------ Stored records
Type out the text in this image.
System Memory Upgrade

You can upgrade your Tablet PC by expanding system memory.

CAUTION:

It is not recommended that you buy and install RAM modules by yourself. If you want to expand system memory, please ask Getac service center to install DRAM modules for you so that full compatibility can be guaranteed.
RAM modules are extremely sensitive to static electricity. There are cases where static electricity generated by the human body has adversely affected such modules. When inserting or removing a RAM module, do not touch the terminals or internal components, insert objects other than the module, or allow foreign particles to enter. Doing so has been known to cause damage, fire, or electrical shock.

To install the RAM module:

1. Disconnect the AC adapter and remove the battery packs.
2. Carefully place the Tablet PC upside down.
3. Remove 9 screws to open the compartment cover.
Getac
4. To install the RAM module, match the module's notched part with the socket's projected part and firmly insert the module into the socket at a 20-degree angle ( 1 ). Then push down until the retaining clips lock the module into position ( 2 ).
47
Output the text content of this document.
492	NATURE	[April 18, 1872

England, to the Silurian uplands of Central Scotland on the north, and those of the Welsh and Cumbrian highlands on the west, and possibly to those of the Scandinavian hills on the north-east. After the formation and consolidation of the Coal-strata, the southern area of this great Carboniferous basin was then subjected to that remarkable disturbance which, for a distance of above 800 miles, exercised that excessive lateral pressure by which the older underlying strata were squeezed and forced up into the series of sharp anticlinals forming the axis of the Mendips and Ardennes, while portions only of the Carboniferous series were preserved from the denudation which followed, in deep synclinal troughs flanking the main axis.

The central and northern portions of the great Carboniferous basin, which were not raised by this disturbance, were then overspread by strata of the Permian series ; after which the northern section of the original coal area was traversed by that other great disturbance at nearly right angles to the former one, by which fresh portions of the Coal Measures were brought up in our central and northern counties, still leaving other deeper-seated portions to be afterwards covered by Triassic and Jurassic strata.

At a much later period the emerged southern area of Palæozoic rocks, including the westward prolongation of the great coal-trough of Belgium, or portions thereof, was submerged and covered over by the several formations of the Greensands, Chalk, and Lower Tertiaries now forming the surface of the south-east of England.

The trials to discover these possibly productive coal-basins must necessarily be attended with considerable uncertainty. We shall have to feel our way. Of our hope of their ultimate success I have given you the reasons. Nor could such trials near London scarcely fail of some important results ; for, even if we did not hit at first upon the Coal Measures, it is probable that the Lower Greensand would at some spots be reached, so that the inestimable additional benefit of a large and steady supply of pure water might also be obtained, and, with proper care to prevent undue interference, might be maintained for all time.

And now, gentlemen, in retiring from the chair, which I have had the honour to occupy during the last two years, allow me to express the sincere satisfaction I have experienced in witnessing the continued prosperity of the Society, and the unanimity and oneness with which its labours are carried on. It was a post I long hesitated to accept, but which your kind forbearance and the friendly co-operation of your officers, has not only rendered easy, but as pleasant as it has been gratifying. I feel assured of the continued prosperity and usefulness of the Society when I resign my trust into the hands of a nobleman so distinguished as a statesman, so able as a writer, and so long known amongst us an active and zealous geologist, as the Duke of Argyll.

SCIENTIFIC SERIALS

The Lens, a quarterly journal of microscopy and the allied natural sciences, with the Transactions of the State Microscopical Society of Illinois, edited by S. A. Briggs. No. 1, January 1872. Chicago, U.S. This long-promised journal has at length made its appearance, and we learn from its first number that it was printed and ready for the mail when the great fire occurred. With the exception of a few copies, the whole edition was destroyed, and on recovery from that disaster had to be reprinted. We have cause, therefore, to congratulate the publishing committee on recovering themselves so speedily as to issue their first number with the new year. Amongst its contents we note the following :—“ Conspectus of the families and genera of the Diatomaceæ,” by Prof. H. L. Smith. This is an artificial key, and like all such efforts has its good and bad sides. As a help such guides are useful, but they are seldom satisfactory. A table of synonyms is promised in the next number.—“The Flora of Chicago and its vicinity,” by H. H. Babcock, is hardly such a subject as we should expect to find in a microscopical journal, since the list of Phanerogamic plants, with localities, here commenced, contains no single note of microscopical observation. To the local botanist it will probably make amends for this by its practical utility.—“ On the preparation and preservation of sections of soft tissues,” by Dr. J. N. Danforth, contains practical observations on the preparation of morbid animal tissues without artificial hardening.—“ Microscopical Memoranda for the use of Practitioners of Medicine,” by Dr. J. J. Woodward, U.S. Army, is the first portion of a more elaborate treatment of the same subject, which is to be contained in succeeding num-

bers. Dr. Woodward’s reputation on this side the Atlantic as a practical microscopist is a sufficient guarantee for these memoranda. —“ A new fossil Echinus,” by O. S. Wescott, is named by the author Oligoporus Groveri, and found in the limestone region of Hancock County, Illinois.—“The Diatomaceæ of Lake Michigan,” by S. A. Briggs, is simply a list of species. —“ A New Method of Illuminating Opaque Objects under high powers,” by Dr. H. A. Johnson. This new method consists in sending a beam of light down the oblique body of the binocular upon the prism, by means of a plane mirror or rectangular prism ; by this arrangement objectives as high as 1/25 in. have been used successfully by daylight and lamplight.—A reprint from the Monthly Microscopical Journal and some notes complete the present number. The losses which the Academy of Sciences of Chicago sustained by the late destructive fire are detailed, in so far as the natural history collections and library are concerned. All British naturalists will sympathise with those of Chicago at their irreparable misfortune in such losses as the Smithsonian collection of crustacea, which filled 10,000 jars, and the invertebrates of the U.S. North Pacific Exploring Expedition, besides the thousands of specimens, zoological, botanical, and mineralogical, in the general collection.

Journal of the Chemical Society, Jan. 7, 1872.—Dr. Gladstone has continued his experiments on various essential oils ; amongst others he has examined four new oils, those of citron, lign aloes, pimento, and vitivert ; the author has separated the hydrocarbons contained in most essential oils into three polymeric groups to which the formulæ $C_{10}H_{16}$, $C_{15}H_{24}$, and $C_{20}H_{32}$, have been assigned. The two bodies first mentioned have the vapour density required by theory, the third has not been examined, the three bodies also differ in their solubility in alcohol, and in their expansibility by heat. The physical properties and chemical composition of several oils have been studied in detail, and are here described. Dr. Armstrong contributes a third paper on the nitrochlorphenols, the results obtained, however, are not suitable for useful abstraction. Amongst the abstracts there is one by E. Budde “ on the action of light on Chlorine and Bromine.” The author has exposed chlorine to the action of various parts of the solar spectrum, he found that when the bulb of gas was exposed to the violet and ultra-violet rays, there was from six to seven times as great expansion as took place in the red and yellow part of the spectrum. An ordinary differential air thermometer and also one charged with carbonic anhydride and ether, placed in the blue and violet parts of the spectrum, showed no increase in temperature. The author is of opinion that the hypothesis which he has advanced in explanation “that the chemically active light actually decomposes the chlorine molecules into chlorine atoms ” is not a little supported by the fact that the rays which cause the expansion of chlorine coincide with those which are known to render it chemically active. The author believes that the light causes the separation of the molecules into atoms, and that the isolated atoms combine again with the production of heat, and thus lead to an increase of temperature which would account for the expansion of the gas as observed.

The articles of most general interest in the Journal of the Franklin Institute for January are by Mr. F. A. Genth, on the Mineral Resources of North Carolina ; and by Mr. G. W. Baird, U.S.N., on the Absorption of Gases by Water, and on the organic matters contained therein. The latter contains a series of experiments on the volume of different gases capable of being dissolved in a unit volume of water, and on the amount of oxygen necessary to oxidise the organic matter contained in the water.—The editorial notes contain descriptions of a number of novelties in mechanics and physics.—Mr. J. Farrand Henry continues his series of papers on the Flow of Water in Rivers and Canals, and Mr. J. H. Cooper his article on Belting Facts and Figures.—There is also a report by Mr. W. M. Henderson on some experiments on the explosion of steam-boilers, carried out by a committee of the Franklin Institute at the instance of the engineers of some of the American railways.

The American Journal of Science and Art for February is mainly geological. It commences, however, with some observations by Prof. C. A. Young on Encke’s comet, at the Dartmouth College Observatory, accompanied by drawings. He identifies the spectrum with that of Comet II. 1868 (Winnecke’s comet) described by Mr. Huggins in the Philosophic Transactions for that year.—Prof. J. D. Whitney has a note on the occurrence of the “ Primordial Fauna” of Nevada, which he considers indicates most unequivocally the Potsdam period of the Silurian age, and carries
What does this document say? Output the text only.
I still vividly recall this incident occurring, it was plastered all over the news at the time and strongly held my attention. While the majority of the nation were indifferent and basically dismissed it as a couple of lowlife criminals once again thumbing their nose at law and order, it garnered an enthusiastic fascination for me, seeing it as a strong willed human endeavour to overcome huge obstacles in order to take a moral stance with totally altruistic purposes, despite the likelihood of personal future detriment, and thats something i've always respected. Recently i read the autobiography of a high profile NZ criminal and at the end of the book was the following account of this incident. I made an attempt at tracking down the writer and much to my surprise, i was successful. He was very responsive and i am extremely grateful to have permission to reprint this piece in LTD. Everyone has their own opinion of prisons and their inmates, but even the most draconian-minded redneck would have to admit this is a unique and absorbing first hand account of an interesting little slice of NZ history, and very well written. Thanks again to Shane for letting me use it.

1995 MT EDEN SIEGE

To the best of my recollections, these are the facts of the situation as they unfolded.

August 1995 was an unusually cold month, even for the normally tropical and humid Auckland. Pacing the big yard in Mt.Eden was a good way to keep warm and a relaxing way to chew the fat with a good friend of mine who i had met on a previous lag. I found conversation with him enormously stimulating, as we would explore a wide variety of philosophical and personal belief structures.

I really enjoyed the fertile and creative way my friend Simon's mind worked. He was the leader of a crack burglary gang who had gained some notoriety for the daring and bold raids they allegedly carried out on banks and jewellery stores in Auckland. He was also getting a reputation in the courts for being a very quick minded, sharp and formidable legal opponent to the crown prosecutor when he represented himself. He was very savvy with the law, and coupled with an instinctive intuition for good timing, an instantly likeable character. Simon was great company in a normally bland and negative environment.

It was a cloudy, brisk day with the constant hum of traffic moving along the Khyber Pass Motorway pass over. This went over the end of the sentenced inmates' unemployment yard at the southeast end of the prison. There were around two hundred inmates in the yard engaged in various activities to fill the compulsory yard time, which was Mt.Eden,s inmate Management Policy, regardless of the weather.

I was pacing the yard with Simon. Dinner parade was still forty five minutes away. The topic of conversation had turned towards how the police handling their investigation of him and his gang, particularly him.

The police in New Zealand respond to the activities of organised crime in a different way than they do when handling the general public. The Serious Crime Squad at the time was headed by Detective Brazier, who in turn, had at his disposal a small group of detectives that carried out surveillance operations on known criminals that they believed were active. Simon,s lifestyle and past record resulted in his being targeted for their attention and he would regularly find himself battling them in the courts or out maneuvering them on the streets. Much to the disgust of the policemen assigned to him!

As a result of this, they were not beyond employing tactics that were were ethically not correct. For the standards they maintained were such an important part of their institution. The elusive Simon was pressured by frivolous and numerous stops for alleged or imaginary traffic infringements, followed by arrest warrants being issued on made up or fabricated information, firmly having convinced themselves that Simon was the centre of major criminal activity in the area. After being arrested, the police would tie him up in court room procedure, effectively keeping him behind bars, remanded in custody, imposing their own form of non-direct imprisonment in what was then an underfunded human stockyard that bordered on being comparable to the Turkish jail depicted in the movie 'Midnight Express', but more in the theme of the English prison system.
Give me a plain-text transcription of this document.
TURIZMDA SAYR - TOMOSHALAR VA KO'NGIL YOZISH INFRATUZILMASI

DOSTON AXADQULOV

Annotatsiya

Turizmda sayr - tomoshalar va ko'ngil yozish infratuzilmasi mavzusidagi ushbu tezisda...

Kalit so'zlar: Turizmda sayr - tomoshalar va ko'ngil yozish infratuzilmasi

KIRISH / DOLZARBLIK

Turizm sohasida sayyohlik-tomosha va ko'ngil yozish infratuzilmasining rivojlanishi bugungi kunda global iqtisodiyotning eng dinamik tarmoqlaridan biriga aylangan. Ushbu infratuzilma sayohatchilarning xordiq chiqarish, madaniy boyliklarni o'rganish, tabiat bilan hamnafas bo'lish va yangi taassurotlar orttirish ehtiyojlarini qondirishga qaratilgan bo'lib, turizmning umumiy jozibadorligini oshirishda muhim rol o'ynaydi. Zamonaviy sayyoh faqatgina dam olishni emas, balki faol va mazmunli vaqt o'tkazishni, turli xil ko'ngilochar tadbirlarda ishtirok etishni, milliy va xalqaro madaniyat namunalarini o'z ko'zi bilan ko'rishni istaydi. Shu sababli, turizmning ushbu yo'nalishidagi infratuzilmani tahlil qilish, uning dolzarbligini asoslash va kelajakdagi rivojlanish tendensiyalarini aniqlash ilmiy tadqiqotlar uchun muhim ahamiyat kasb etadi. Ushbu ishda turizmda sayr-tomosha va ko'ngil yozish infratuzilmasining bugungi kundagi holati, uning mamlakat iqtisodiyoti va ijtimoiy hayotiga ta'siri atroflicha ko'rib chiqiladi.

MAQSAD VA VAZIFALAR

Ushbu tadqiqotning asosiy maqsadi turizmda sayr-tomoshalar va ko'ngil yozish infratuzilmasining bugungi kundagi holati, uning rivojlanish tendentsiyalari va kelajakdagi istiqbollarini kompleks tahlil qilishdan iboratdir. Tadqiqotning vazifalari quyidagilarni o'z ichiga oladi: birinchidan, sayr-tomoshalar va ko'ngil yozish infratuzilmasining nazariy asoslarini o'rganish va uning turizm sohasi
------------
Short problem:
Copy each line of the records above that carries the word "insert".

Result of the task:
RAM modules are extremely sensitive to static electricity. There are cases where static electricity generated by the human body has adversely affected such modules. When inserting or removing a RAM module, do not touch the terminals or internal components, insert objects other than the module, or allow foreign particles to enter. Doing so has been known to cause damage, fire, or electrical shock.
4. To install the RAM module, match the module's notched part with the socket's projected part and firmly insert the module into the socket at a 20-degree angle ( 1 ). Then push down until the retaining clips lock the module into position ( 2 ).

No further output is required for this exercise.